— begin —

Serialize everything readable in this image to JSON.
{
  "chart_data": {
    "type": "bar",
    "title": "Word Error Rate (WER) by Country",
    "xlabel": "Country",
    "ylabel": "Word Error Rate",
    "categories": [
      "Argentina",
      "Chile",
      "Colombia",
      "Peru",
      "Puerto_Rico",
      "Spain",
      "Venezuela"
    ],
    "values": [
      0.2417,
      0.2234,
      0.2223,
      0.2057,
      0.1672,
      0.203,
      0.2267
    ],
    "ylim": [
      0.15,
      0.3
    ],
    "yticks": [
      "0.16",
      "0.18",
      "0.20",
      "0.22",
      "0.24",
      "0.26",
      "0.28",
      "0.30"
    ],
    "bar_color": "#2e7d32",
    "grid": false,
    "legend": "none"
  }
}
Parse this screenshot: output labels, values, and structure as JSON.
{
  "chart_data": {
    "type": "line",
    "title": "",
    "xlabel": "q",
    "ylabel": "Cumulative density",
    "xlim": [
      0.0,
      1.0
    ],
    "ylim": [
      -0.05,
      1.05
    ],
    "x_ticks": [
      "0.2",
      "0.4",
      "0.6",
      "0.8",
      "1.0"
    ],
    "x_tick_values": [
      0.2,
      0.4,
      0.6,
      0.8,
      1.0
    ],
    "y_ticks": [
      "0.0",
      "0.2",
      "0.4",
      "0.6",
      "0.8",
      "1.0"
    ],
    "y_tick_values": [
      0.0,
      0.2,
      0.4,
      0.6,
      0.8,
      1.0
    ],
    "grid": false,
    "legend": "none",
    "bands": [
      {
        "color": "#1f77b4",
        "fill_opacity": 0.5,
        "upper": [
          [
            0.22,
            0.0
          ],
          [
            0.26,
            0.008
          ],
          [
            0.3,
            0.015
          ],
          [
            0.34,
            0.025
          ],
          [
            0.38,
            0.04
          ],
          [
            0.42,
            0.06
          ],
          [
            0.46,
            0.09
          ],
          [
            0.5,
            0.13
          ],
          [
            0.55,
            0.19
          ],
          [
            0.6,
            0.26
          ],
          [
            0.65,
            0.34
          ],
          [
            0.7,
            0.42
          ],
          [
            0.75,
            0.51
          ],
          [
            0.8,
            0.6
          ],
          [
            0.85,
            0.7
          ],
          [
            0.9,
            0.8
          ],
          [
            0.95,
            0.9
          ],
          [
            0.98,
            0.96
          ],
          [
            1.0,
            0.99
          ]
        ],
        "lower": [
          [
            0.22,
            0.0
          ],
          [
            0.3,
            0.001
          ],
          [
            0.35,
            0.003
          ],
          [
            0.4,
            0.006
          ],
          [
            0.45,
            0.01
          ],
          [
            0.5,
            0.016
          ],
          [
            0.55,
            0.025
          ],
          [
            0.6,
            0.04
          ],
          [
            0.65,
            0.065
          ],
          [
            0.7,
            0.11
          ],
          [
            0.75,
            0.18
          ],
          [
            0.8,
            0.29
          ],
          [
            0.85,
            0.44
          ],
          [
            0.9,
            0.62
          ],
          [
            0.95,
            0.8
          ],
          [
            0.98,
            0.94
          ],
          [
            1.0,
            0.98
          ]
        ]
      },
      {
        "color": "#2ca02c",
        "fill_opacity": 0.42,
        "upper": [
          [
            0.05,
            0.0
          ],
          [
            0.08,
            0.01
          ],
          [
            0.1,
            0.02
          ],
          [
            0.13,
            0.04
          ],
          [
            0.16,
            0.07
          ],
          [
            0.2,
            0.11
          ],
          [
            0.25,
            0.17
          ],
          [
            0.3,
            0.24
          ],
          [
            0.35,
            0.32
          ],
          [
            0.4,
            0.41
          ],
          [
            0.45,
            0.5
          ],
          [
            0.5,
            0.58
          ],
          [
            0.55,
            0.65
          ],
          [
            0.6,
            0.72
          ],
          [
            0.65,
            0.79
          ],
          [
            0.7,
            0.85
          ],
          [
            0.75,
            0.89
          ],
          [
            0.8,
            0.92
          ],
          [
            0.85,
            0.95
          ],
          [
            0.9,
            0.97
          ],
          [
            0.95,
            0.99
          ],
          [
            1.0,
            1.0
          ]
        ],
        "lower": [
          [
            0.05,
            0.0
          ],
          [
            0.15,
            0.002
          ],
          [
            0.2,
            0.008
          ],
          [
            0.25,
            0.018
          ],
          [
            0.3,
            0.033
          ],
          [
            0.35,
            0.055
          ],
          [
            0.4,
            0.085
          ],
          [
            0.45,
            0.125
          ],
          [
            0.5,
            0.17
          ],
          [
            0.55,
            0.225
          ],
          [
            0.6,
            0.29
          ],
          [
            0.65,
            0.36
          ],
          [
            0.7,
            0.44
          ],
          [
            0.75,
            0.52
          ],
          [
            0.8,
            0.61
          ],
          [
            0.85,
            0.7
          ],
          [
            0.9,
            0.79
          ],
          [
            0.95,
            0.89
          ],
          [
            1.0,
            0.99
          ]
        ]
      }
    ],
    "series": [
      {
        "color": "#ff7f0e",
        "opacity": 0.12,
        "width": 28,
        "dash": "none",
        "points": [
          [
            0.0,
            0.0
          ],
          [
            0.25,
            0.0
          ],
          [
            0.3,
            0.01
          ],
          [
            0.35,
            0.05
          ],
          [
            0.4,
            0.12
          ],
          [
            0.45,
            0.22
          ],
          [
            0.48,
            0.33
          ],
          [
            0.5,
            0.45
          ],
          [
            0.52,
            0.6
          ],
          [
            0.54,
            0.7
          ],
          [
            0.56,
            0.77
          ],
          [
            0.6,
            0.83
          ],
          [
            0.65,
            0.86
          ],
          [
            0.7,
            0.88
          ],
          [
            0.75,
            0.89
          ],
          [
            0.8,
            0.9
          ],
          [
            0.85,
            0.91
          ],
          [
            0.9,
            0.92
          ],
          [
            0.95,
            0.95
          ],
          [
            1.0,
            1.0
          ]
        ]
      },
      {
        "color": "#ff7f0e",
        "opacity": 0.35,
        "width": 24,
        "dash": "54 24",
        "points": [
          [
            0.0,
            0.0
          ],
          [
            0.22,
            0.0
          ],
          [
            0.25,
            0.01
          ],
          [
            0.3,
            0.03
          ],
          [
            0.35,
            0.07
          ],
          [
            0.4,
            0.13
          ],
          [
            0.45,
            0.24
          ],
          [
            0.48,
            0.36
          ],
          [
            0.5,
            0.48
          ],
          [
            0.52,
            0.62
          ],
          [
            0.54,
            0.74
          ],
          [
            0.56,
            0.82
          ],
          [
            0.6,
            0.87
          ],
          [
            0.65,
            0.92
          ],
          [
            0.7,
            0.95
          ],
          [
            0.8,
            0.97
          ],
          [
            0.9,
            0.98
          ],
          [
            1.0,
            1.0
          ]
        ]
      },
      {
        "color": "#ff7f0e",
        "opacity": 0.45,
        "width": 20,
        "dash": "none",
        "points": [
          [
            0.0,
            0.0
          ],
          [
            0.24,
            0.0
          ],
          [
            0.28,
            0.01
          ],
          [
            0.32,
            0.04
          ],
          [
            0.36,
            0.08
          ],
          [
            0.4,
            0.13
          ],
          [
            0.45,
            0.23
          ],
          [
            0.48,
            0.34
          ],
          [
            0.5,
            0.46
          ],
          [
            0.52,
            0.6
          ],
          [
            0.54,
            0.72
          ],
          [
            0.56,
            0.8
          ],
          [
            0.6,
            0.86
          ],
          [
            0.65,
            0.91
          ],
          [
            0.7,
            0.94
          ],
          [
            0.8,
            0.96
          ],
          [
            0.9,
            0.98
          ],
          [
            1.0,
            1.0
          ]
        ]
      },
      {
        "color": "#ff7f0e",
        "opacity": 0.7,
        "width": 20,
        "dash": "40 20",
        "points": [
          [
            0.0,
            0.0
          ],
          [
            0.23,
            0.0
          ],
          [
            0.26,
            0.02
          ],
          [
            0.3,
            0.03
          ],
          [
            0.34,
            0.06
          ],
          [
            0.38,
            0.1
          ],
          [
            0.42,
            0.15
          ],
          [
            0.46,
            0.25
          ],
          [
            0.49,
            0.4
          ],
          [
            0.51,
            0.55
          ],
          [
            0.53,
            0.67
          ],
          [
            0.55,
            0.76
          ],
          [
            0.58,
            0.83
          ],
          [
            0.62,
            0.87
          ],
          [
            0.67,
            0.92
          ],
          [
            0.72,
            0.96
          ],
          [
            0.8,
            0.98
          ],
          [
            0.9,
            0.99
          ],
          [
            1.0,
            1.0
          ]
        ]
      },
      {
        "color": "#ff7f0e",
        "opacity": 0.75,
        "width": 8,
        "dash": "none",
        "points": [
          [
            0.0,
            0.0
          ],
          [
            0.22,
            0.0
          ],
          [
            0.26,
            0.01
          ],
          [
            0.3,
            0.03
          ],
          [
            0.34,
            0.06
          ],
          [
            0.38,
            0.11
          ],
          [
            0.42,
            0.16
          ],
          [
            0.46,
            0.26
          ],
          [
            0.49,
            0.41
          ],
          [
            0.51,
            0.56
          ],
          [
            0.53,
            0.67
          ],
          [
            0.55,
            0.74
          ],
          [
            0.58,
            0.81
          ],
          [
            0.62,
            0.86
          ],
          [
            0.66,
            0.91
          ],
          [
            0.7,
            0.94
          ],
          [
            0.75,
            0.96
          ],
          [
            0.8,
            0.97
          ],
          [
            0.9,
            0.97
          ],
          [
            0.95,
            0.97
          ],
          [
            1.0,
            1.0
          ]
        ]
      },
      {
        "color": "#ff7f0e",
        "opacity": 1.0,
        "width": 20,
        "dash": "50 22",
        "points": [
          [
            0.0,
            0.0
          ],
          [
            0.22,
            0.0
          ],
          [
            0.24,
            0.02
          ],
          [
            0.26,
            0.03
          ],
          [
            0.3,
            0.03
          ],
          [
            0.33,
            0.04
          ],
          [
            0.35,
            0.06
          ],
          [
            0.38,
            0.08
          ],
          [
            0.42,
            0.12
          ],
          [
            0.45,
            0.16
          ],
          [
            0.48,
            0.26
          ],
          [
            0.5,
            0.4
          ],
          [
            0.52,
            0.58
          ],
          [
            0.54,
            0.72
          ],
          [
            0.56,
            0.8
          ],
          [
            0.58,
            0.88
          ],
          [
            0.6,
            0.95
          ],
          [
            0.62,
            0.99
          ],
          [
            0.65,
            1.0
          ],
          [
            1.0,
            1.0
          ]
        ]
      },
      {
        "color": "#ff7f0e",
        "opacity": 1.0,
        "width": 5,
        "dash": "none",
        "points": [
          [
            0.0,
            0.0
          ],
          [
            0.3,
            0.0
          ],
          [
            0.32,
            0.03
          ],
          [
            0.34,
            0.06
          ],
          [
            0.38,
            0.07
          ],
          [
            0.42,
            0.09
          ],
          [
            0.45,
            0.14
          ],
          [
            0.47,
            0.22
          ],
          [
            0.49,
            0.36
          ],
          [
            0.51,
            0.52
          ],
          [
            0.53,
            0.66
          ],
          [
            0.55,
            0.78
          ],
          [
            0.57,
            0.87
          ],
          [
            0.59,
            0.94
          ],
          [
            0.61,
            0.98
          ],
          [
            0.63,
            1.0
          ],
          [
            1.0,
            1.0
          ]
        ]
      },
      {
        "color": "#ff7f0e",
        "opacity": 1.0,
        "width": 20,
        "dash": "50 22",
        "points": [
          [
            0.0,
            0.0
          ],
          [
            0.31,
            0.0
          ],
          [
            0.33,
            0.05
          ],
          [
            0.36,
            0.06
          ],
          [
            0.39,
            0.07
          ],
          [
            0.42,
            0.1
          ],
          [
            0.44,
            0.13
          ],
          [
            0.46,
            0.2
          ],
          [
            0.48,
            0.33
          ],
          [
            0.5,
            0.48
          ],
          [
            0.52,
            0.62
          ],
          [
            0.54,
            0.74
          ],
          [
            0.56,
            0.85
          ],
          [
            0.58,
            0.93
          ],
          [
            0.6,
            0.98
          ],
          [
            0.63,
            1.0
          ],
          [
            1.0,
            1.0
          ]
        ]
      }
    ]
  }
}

— end —

# [Do this]
Each line holding "Error" must be found and copied.

# [Correct answer]
    "title": "Word Error Rate (WER) by Country",
    "ylabel": "Word Error Rate",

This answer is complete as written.